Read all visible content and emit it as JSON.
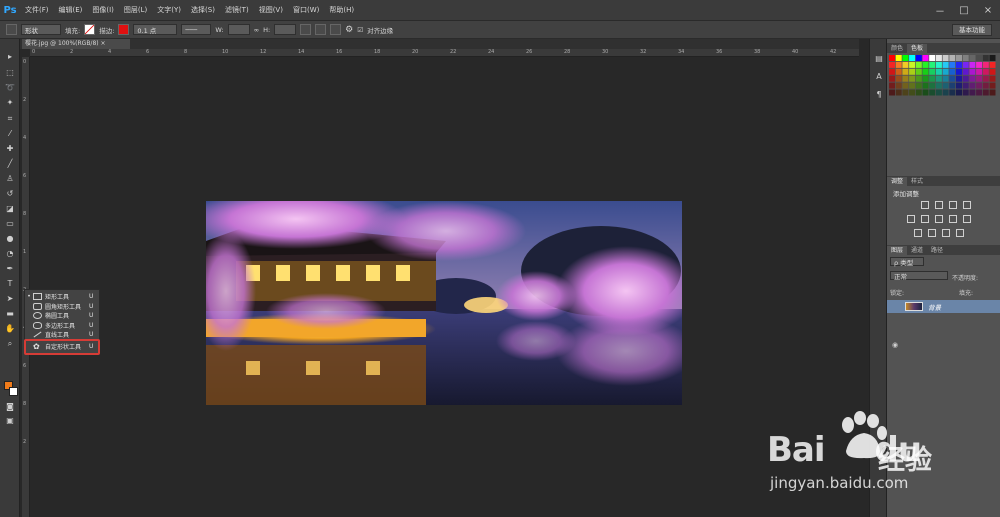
{
  "app": {
    "logo": "Ps"
  },
  "menu": [
    "文件(F)",
    "编辑(E)",
    "图像(I)",
    "图层(L)",
    "文字(Y)",
    "选择(S)",
    "滤镜(T)",
    "视图(V)",
    "窗口(W)",
    "帮助(H)"
  ],
  "window_controls": [
    "－",
    "□",
    "×"
  ],
  "options": {
    "shape_mode": "形状",
    "fill_label": "填充:",
    "stroke_label": "描边:",
    "stroke_color": "#e01010",
    "stroke_width": "0.1 点",
    "w_label": "W:",
    "h_label": "H:",
    "align_edges_label": "对齐边缘",
    "workspace": "基本功能"
  },
  "document": {
    "tab_title": "樱花.jpg @ 100%(RGB/8)"
  },
  "ruler_top_ticks": [
    "0",
    "2",
    "4",
    "6",
    "8",
    "10",
    "12",
    "14",
    "16",
    "18",
    "20",
    "22",
    "24",
    "26",
    "28",
    "30",
    "32",
    "34",
    "36",
    "38",
    "40",
    "42"
  ],
  "ruler_left_ticks": [
    "0",
    "2",
    "4",
    "6",
    "8",
    "1",
    "2",
    "4",
    "6",
    "8",
    "2"
  ],
  "flyout": {
    "items": [
      {
        "label": "矩形工具",
        "key": "U",
        "bullet": "•"
      },
      {
        "label": "圆角矩形工具",
        "key": "U",
        "bullet": ""
      },
      {
        "label": "椭圆工具",
        "key": "U",
        "bullet": ""
      },
      {
        "label": "多边形工具",
        "key": "U",
        "bullet": ""
      },
      {
        "label": "直线工具",
        "key": "U",
        "bullet": ""
      },
      {
        "label": "自定形状工具",
        "key": "U",
        "bullet": ""
      }
    ],
    "highlight_color": "#d63c36"
  },
  "colors": {
    "foreground": "#f07b1a",
    "background": "#ffffff"
  },
  "panels": {
    "color_tabs": [
      "颜色",
      "色板"
    ],
    "adjust_tabs": [
      "调整",
      "样式"
    ],
    "adjust_title": "添加调整",
    "layer_tabs": [
      "图层",
      "通道",
      "路径"
    ],
    "layer_kind": "ρ 类型",
    "blend_mode": "正常",
    "opacity_label": "不透明度:",
    "lock_label": "锁定:",
    "fill_label": "填充:",
    "layer_name": "背景"
  },
  "watermark": {
    "brand": "Bai",
    "brand2": "du",
    "cn": "经验",
    "url": "jingyan.baidu.com"
  }
}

====

- Task description:
Retype all of the entries exactly as written, leaving out any images.

- Response:
Read all visible content and emit it as JSON.
{
  "app": {
    "logo": "Ps"
  },
  "menu": [
    "文件(F)",
    "编辑(E)",
    "图像(I)",
    "图层(L)",
    "文字(Y)",
    "选择(S)",
    "滤镜(T)",
    "视图(V)",
    "窗口(W)",
    "帮助(H)"
  ],
  "window_controls": [
    "－",
    "□",
    "×"
  ],
  "options": {
    "shape_mode": "形状",
    "fill_label": "填充:",
    "stroke_label": "描边:",
    "stroke_color": "#e01010",
    "stroke_width": "0.1 点",
    "w_label": "W:",
    "h_label": "H:",
    "align_edges_label": "对齐边缘",
    "workspace": "基本功能"
  },
  "document": {
    "tab_title": "樱花.jpg @ 100%(RGB/8)"
  },
  "ruler_top_ticks": [
    "0",
    "2",
    "4",
    "6",
    "8",
    "10",
    "12",
    "14",
    "16",
    "18",
    "20",
    "22",
    "24",
    "26",
    "28",
    "30",
    "32",
    "34",
    "36",
    "38",
    "40",
    "42"
  ],
  "ruler_left_ticks": [
    "0",
    "2",
    "4",
    "6",
    "8",
    "1",
    "2",
    "4",
    "6",
    "8",
    "2"
  ],
  "flyout": {
    "items": [
      {
        "label": "矩形工具",
        "key": "U",
        "bullet": "•"
      },
      {
        "label": "圆角矩形工具",
        "key": "U",
        "bullet": ""
      },
      {
        "label": "椭圆工具",
        "key": "U",
        "bullet": ""
      },
      {
        "label": "多边形工具",
        "key": "U",
        "bullet": ""
      },
      {
        "label": "直线工具",
        "key": "U",
        "bullet": ""
      },
      {
        "label": "自定形状工具",
        "key": "U",
        "bullet": ""
      }
    ],
    "highlight_color": "#d63c36"
  },
  "colors": {
    "foreground": "#f07b1a",
    "background": "#ffffff"
  },
  "panels": {
    "color_tabs": [
      "颜色",
      "色板"
    ],
    "adjust_tabs": [
      "调整",
      "样式"
    ],
    "adjust_title": "添加调整",
    "layer_tabs": [
      "图层",
      "通道",
      "路径"
    ],
    "layer_kind": "ρ 类型",
    "blend_mode": "正常",
    "opacity_label": "不透明度:",
    "lock_label": "锁定:",
    "fill_label": "填充:",
    "layer_name": "背景"
  },
  "watermark": {
    "brand": "Bai",
    "brand2": "du",
    "cn": "经验",
    "url": "jingyan.baidu.com"
  }
}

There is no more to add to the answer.